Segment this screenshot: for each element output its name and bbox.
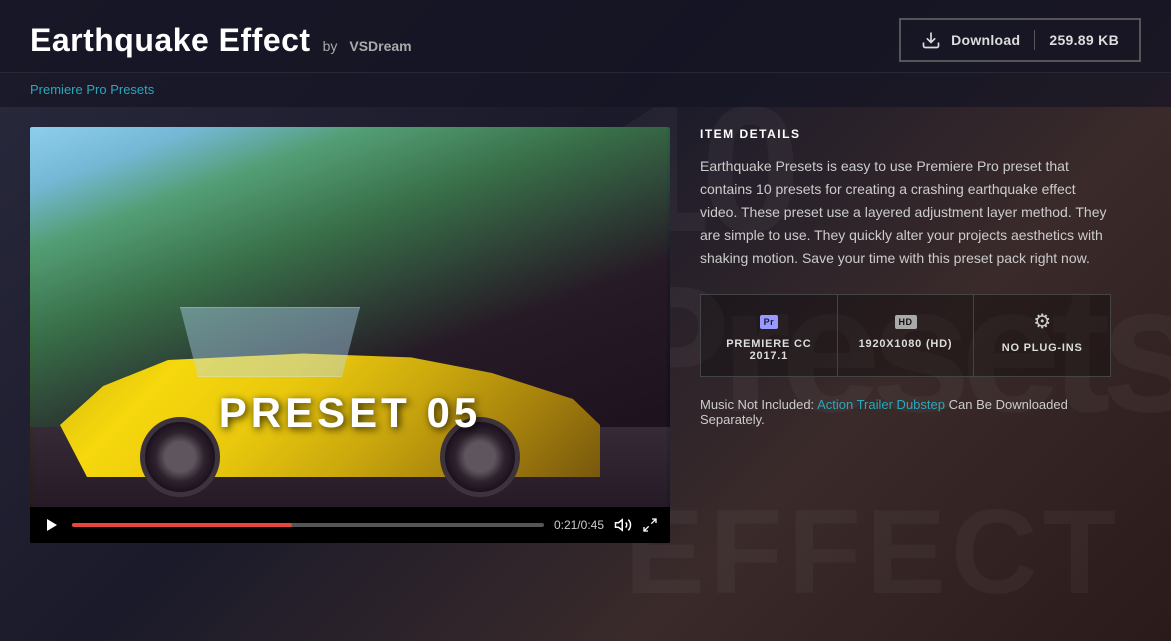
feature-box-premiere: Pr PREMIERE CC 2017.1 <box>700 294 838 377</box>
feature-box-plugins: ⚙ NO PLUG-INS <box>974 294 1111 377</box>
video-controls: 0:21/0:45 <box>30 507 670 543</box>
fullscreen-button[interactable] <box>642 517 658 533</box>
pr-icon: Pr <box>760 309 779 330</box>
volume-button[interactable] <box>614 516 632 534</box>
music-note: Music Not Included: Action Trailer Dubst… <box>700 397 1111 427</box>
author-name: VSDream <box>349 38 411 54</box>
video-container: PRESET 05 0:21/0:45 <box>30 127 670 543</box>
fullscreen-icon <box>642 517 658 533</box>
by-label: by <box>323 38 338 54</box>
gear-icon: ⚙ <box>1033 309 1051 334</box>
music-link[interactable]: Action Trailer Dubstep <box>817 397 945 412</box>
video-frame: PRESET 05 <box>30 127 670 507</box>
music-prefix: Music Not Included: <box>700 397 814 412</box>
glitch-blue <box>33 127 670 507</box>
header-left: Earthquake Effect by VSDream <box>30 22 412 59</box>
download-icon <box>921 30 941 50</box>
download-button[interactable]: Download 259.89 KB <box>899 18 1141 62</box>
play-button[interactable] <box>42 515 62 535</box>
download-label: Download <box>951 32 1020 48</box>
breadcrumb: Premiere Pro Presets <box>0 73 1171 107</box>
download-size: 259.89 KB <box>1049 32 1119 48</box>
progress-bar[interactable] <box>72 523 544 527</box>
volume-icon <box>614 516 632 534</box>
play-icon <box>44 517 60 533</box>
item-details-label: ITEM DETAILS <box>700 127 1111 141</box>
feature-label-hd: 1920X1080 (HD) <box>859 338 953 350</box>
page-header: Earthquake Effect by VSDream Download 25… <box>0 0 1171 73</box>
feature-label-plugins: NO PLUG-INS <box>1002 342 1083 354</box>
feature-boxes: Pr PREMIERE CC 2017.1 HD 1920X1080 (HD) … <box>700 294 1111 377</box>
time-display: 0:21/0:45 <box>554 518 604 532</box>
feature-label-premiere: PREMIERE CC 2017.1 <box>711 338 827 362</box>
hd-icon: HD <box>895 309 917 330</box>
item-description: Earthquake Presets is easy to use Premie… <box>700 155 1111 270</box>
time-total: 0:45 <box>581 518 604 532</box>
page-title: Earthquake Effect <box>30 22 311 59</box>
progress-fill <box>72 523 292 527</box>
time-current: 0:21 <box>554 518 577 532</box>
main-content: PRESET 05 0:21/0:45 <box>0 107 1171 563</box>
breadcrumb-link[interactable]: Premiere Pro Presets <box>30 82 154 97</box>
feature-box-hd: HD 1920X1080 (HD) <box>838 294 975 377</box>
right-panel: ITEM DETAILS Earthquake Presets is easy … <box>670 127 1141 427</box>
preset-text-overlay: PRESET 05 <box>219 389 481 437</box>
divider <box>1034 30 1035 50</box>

§ Work instructions:
Please convert all of the data above into a Markdown table with the columns "Row" and "Line," giving each nonblank line its own numbered row. Leave out the pictures.

§ Worked answer:
| Row | Line |
|---|---|
| 1 | Segment this screenshot: for each element output its name and bbox. |
| 2 | feature-box-premiere: Pr PREMIERE CC 2017.1 <box>700 294 838 377</box> |
| 3 | feature-box-plugins: ⚙ NO PLUG-INS <box>974 294 1111 377</box> |
| 4 | video-controls: 0:21/0:45 <box>30 507 670 543</box> |
| 5 | fullscreen-button[interactable] <box>642 517 658 533</box> |
| 6 | pr-icon: Pr <box>760 309 779 330</box> |
| 7 | volume-button[interactable] <box>614 516 632 534</box> |
| 8 | music-note: Music Not Included: Action Trailer Dubst… <box>700 397 1111 427</box> |
| 9 | author-name: VSDream <box>349 38 411 54</box> |
| 10 | video-container: PRESET 05 0:21/0:45 <box>30 127 670 543</box> |
| 11 | fullscreen-icon <box>642 517 658 533</box> |
| 12 | by-label: by <box>323 38 338 54</box> |
| 13 | gear-icon: ⚙ <box>1033 309 1051 334</box> |
| 14 | music-link[interactable]: Action Trailer Dubstep <box>817 397 945 412</box> |
| 15 | video-frame: PRESET 05 <box>30 127 670 507</box> |
| 16 | music-prefix: Music Not Included: <box>700 397 814 412</box> |
| 17 | glitch-blue <box>33 127 670 507</box> |
| 18 | header-left: Earthquake Effect by VSDream <box>30 22 412 59</box> |
| 19 | download-icon <box>921 30 941 50</box> |
| 20 | download-button[interactable]: Download 259.89 KB <box>899 18 1141 62</box> |
| 21 | play-button[interactable] <box>42 515 62 535</box> |
| 22 | download-label: Download <box>951 32 1020 48</box> |
| 23 | breadcrumb: Premiere Pro Presets <box>0 73 1171 107</box> |
| 24 | download-size: 259.89 KB <box>1049 32 1119 48</box> |
| 25 | progress-bar[interactable] <box>72 523 544 527</box> |
| 26 | volume-icon <box>614 516 632 534</box> |
| 27 | play-icon <box>44 517 60 533</box> |
| 28 | item-details-label: ITEM DETAILS <box>700 127 1111 141</box> |
| 29 | feature-label-hd: 1920X1080 (HD) <box>859 338 953 350</box> |
| 30 | page-header: Earthquake Effect by VSDream Download 25… <box>0 0 1171 73</box> |
| 31 | feature-label-plugins: NO PLUG-INS <box>1002 342 1083 354</box> |
| 32 | feature-boxes: Pr PREMIERE CC 2017.1 HD 1920X1080 (HD) … <box>700 294 1111 377</box> |
| 33 | time-display: 0:21/0:45 <box>554 518 604 532</box> |
| 34 | feature-label-premiere: PREMIERE CC 2017.1 <box>711 338 827 362</box> |
| 35 | hd-icon: HD <box>895 309 917 330</box> |
| 36 | item-description: Earthquake Presets is easy to use Premie… <box>700 155 1111 270</box> |
| 37 | time-total: 0:45 <box>581 518 604 532</box> |
| 38 | page-title: Earthquake Effect <box>30 22 311 59</box> |
| 39 | progress-fill <box>72 523 292 527</box> |
| 40 | time-current: 0:21 <box>554 518 577 532</box> |
| 41 | main-content: PRESET 05 0:21/0:45 <box>0 107 1171 563</box> |
| 42 | breadcrumb-link[interactable]: Premiere Pro Presets <box>30 82 154 97</box> |
| 43 | feature-box-hd: HD 1920X1080 (HD) <box>838 294 975 377</box> |
| 44 | right-panel: ITEM DETAILS Earthquake Presets is easy … <box>670 127 1141 427</box> |
| 45 | preset-text-overlay: PRESET 05 <box>219 389 481 437</box> |
| 46 | divider <box>1034 30 1035 50</box> |